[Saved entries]
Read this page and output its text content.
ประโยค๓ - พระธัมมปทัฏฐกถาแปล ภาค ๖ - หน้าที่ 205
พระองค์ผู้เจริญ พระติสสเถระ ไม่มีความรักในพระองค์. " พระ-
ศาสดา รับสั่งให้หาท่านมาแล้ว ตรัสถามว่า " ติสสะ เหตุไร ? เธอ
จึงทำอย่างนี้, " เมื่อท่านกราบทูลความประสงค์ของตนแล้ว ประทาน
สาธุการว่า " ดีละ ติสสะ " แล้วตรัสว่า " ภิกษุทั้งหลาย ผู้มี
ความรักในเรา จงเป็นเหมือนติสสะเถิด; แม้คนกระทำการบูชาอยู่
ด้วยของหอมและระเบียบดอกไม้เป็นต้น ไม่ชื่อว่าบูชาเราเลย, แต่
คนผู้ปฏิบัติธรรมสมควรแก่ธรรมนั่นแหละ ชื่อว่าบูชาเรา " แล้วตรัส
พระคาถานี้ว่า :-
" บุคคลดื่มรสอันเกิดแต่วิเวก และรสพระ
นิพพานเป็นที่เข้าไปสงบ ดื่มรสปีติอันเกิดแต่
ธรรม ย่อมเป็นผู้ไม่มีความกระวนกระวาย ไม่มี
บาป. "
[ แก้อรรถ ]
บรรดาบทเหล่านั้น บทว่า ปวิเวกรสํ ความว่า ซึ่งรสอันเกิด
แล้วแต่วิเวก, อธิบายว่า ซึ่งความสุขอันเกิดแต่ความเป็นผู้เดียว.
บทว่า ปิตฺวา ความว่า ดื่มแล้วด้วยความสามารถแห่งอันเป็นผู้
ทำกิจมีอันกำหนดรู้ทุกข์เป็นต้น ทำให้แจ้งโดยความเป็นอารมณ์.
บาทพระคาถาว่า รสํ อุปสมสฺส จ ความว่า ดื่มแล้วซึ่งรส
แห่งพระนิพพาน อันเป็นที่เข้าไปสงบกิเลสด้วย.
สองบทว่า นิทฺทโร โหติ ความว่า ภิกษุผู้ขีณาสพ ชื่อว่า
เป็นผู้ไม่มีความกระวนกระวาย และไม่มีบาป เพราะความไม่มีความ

Given exercise → Collect the lines of the data that carry the word "ความร".

Complete response →
พระองค์ผู้เจริญ พระติสสเถระ ไม่มีความรักในพระองค์. " พระ-
ความรักในเรา จงเป็นเหมือนติสสะเถิด; แม้คนกระทำการบูชาอยู่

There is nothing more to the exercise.